Turn every line of the listing below into a Markdown table with two columns, No. and Entry, giving each line its row number and skipping blank lines.

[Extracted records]
▶

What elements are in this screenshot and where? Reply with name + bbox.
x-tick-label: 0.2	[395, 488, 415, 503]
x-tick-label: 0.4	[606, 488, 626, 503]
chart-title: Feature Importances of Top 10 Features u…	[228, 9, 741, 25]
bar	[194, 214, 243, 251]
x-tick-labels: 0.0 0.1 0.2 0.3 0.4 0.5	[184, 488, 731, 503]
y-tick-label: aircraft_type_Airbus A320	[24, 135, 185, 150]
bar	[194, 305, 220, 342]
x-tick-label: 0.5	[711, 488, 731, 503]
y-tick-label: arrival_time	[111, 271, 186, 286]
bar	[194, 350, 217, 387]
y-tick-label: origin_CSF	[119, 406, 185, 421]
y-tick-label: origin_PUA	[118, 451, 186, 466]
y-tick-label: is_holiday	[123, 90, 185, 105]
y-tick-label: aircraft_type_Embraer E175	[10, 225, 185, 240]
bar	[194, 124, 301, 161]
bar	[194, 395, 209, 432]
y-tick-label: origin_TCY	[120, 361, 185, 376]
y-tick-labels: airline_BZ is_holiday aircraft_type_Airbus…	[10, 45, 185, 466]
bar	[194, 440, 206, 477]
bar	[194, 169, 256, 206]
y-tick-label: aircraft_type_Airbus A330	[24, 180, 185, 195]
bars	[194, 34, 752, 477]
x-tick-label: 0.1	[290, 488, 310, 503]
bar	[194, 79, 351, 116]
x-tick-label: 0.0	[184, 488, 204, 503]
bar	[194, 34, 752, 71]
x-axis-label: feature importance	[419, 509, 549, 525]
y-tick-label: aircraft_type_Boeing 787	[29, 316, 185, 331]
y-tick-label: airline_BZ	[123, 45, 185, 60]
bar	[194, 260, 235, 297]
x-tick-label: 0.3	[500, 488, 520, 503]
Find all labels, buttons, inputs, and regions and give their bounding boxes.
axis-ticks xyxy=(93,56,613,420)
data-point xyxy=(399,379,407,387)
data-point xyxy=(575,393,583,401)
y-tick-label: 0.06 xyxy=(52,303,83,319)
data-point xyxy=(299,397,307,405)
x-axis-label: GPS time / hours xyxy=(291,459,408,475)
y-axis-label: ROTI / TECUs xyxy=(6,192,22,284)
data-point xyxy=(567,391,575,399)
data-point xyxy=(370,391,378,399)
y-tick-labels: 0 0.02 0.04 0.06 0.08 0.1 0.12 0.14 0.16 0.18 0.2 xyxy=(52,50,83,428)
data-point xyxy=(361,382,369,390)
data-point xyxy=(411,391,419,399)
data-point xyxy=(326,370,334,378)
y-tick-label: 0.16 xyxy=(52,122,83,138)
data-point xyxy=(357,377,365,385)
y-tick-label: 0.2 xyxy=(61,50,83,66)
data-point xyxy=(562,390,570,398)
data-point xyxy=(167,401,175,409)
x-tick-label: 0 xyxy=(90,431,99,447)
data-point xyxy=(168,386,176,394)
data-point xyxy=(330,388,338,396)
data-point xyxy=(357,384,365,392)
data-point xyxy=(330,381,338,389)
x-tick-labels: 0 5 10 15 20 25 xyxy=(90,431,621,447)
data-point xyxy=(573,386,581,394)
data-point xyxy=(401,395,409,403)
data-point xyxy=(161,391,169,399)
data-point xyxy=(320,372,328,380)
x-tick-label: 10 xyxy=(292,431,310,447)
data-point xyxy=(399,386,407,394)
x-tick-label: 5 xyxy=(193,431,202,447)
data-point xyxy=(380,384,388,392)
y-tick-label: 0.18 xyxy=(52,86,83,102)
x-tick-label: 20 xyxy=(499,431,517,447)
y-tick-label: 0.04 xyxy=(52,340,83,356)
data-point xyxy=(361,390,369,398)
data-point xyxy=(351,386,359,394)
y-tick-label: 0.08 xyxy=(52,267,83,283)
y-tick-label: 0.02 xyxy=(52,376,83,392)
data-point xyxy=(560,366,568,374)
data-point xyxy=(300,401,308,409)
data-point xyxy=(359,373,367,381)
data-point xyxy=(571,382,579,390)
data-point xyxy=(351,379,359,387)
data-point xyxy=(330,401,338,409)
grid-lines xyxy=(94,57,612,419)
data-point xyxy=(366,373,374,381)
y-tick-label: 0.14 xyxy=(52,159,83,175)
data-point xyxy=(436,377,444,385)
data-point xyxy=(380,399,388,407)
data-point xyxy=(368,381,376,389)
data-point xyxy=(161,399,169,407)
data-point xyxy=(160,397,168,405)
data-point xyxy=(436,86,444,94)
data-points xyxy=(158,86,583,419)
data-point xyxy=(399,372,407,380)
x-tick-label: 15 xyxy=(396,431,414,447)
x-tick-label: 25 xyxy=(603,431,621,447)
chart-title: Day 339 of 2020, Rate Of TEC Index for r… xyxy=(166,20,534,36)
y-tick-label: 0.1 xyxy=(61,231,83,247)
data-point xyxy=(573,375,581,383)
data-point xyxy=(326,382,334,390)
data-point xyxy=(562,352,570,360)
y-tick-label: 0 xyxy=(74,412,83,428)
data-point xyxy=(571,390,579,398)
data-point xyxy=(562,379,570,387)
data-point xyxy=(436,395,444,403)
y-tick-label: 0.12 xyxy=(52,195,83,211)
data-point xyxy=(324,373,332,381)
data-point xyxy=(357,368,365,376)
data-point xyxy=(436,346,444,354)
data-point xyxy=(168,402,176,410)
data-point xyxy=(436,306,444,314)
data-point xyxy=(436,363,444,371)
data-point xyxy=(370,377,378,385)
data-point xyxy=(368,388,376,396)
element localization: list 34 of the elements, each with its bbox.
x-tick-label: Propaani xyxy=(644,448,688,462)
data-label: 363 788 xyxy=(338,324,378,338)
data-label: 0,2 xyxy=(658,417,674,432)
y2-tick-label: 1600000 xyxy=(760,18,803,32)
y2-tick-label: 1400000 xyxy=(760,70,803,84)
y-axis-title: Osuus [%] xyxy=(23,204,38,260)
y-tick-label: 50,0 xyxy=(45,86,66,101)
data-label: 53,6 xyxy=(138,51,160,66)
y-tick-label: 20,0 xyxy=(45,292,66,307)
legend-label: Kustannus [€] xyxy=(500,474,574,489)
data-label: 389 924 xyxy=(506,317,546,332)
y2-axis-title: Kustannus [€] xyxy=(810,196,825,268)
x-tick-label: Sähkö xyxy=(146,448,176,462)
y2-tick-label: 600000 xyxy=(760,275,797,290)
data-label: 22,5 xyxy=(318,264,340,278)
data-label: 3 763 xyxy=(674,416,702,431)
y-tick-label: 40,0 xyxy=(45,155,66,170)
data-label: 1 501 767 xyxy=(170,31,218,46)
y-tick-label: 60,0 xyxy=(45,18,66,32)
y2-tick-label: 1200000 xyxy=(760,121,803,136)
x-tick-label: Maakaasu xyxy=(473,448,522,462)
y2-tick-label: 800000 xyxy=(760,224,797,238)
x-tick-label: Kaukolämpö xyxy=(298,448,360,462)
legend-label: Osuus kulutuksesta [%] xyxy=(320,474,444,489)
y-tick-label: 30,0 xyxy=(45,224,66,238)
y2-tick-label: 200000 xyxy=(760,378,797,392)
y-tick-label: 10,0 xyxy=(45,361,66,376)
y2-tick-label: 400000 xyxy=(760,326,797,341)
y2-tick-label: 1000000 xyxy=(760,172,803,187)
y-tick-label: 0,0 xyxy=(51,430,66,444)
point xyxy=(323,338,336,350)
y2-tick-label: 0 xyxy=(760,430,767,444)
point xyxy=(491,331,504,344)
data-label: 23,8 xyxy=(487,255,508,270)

◀

> [THE RESPONSE]
| No. | Entry |
|---|---|
| 1 | What elements are in this screenshot and where? Reply with name + bbox. |
| 2 | x-tick-label: 0.2	[395, 488, 415, 503] |
| 3 | x-tick-label: 0.4	[606, 488, 626, 503] |
| 4 | chart-title: Feature Importances of Top 10 Features u…	[228, 9, 741, 25] |
| 5 | bar	[194, 214, 243, 251] |
| 6 | x-tick-labels: 0.0 0.1 0.2 0.3 0.4 0.5	[184, 488, 731, 503] |
| 7 | y-tick-label: aircraft_type_Airbus A320	[24, 135, 185, 150] |
| 8 | bar	[194, 305, 220, 342] |
| 9 | x-tick-label: 0.5	[711, 488, 731, 503] |
| 10 | y-tick-label: arrival_time	[111, 271, 186, 286] |
| 11 | bar	[194, 350, 217, 387] |
| 12 | y-tick-label: origin_CSF	[119, 406, 185, 421] |
| 13 | y-tick-label: origin_PUA	[118, 451, 186, 466] |
| 14 | y-tick-label: is_holiday	[123, 90, 185, 105] |
| 15 | y-tick-label: aircraft_type_Embraer E175	[10, 225, 185, 240] |
| 16 | bar	[194, 124, 301, 161] |
| 17 | bar	[194, 395, 209, 432] |
| 18 | y-tick-label: origin_TCY	[120, 361, 185, 376] |
| 19 | y-tick-labels: airline_BZ is_holiday aircraft_type_Airbus…	[10, 45, 185, 466] |
| 20 | bar	[194, 440, 206, 477] |
| 21 | bar	[194, 169, 256, 206] |
| 22 | y-tick-label: aircraft_type_Airbus A330	[24, 180, 185, 195] |
| 23 | bars	[194, 34, 752, 477] |
| 24 | x-tick-label: 0.1	[290, 488, 310, 503] |
| 25 | bar	[194, 79, 351, 116] |
| 26 | x-tick-label: 0.0	[184, 488, 204, 503] |
| 27 | bar	[194, 34, 752, 71] |
| 28 | x-axis-label: feature importance	[419, 509, 549, 525] |
| 29 | y-tick-label: aircraft_type_Boeing 787	[29, 316, 185, 331] |
| 30 | y-tick-label: airline_BZ	[123, 45, 185, 60] |
| 31 | bar	[194, 260, 235, 297] |
| 32 | x-tick-label: 0.3	[500, 488, 520, 503] |
| 33 | Find all labels, buttons, inputs, and regions and give their bounding boxes. |
| 34 | axis-ticks xyxy=(93,56,613,420) |
| 35 | data-point xyxy=(399,379,407,387) |
| 36 | data-point xyxy=(575,393,583,401) |
| 37 | y-tick-label: 0.06 xyxy=(52,303,83,319) |
| 38 | data-point xyxy=(299,397,307,405) |
| 39 | x-axis-label: GPS time / hours xyxy=(291,459,408,475) |
| 40 | y-axis-label: ROTI / TECUs xyxy=(6,192,22,284) |
| 41 | data-point xyxy=(567,391,575,399) |
| 42 | data-point xyxy=(370,391,378,399) |
| 43 | y-tick-labels: 0 0.02 0.04 0.06 0.08 0.1 0.12 0.14 0.16 0.18 0.2 xyxy=(52,50,83,428) |
| 44 | data-point xyxy=(361,382,369,390) |
| 45 | data-point xyxy=(411,391,419,399) |
| 46 | data-point xyxy=(326,370,334,378) |
| 47 | y-tick-label: 0.16 xyxy=(52,122,83,138) |
| 48 | data-point xyxy=(357,377,365,385) |
| 49 | y-tick-label: 0.2 xyxy=(61,50,83,66) |
| 50 | data-point xyxy=(562,390,570,398) |
| 51 | data-point xyxy=(167,401,175,409) |
| 52 | x-tick-label: 0 xyxy=(90,431,99,447) |
| 53 | data-point xyxy=(168,386,176,394) |
| 54 | data-point xyxy=(330,388,338,396) |
| 55 | data-point xyxy=(357,384,365,392) |
| 56 | data-point xyxy=(330,381,338,389) |
| 57 | x-tick-labels: 0 5 10 15 20 25 xyxy=(90,431,621,447) |
| 58 | data-point xyxy=(573,386,581,394) |
| 59 | data-point xyxy=(401,395,409,403) |
| 60 | data-point xyxy=(161,391,169,399) |
| 61 | data-point xyxy=(320,372,328,380) |
| 62 | x-tick-label: 10 xyxy=(292,431,310,447) |
| 63 | data-point xyxy=(399,386,407,394) |
| 64 | x-tick-label: 5 xyxy=(193,431,202,447) |
| 65 | data-point xyxy=(380,384,388,392) |
| 66 | y-tick-label: 0.18 xyxy=(52,86,83,102) |
| 67 | x-tick-label: 20 xyxy=(499,431,517,447) |
| 68 | y-tick-label: 0.04 xyxy=(52,340,83,356) |
| 69 | data-point xyxy=(361,390,369,398) |
| 70 | data-point xyxy=(351,386,359,394) |
| 71 | y-tick-label: 0.08 xyxy=(52,267,83,283) |
| 72 | y-tick-label: 0.02 xyxy=(52,376,83,392) |
| 73 | data-point xyxy=(560,366,568,374) |
| 74 | data-point xyxy=(300,401,308,409) |
| 75 | data-point xyxy=(359,373,367,381) |
| 76 | data-point xyxy=(571,382,579,390) |
| 77 | data-point xyxy=(351,379,359,387) |
| 78 | data-point xyxy=(330,401,338,409) |
| 79 | grid-lines xyxy=(94,57,612,419) |
| 80 | data-point xyxy=(366,373,374,381) |
| 81 | y-tick-label: 0.14 xyxy=(52,159,83,175) |
| 82 | data-point xyxy=(436,377,444,385) |
| 83 | data-point xyxy=(380,399,388,407) |
| 84 | data-point xyxy=(368,381,376,389) |
| 85 | data-point xyxy=(161,399,169,407) |
| 86 | data-point xyxy=(160,397,168,405) |
| 87 | data-point xyxy=(436,86,444,94) |
| 88 | data-points xyxy=(158,86,583,419) |
| 89 | data-point xyxy=(399,372,407,380) |
| 90 | x-tick-label: 15 xyxy=(396,431,414,447) |
| 91 | x-tick-label: 25 xyxy=(603,431,621,447) |
| 92 | chart-title: Day 339 of 2020, Rate Of TEC Index for r… xyxy=(166,20,534,36) |
| 93 | y-tick-label: 0.1 xyxy=(61,231,83,247) |
| 94 | data-point xyxy=(573,375,581,383) |
| 95 | data-point xyxy=(326,382,334,390) |
| 96 | data-point xyxy=(562,352,570,360) |
| 97 | y-tick-label: 0 xyxy=(74,412,83,428) |
| 98 | data-point xyxy=(571,390,579,398) |
| 99 | data-point xyxy=(562,379,570,387) |
| 100 | data-point xyxy=(436,395,444,403) |
| 101 | y-tick-label: 0.12 xyxy=(52,195,83,211) |
| 102 | data-point xyxy=(324,373,332,381) |
| 103 | data-point xyxy=(357,368,365,376) |
| 104 | data-point xyxy=(436,346,444,354) |
| 105 | data-point xyxy=(168,402,176,410) |
| 106 | data-point xyxy=(436,306,444,314) |
| 107 | data-point xyxy=(436,363,444,371) |
| 108 | data-point xyxy=(370,377,378,385) |
| 109 | data-point xyxy=(368,388,376,396) |
| 110 | element localization: list 34 of the elements, each with its bbox. |
| 111 | x-tick-label: Propaani xyxy=(644,448,688,462) |
| 112 | data-label: 363 788 xyxy=(338,324,378,338) |
| 113 | data-label: 0,2 xyxy=(658,417,674,432) |
| 114 | y2-tick-label: 1600000 xyxy=(760,18,803,32) |
| 115 | y2-tick-label: 1400000 xyxy=(760,70,803,84) |
| 116 | y-axis-title: Osuus [%] xyxy=(23,204,38,260) |
| 117 | y-tick-label: 50,0 xyxy=(45,86,66,101) |
| 118 | data-label: 53,6 xyxy=(138,51,160,66) |
| 119 | y-tick-label: 20,0 xyxy=(45,292,66,307) |
| 120 | legend-label: Kustannus [€] xyxy=(500,474,574,489) |
| 121 | data-label: 389 924 xyxy=(506,317,546,332) |
| 122 | y2-axis-title: Kustannus [€] xyxy=(810,196,825,268) |
| 123 | x-tick-label: Sähkö xyxy=(146,448,176,462) |
| 124 | y2-tick-label: 600000 xyxy=(760,275,797,290) |
| 125 | data-label: 22,5 xyxy=(318,264,340,278) |
| 126 | data-label: 3 763 xyxy=(674,416,702,431) |
| 127 | y-tick-label: 40,0 xyxy=(45,155,66,170) |
| 128 | data-label: 1 501 767 xyxy=(170,31,218,46) |
| 129 | y-tick-label: 60,0 xyxy=(45,18,66,32) |
| 130 | y2-tick-label: 1200000 xyxy=(760,121,803,136) |
| 131 | x-tick-label: Maakaasu xyxy=(473,448,522,462) |
| 132 | y2-tick-label: 800000 xyxy=(760,224,797,238) |
| 133 | x-tick-label: Kaukolämpö xyxy=(298,448,360,462) |
| 134 | legend-label: Osuus kulutuksesta [%] xyxy=(320,474,444,489) |
| 135 | y-tick-label: 30,0 xyxy=(45,224,66,238) |
| 136 | y2-tick-label: 200000 xyxy=(760,378,797,392) |
| 137 | y-tick-label: 10,0 xyxy=(45,361,66,376) |
| 138 | y2-tick-label: 400000 xyxy=(760,326,797,341) |
| 139 | y2-tick-label: 1000000 xyxy=(760,172,803,187) |
| 140 | y-tick-label: 0,0 xyxy=(51,430,66,444) |
| 141 | point xyxy=(323,338,336,350) |
| 142 | y2-tick-label: 0 xyxy=(760,430,767,444) |
| 143 | point xyxy=(491,331,504,344) |
| 144 | data-label: 23,8 xyxy=(487,255,508,270) |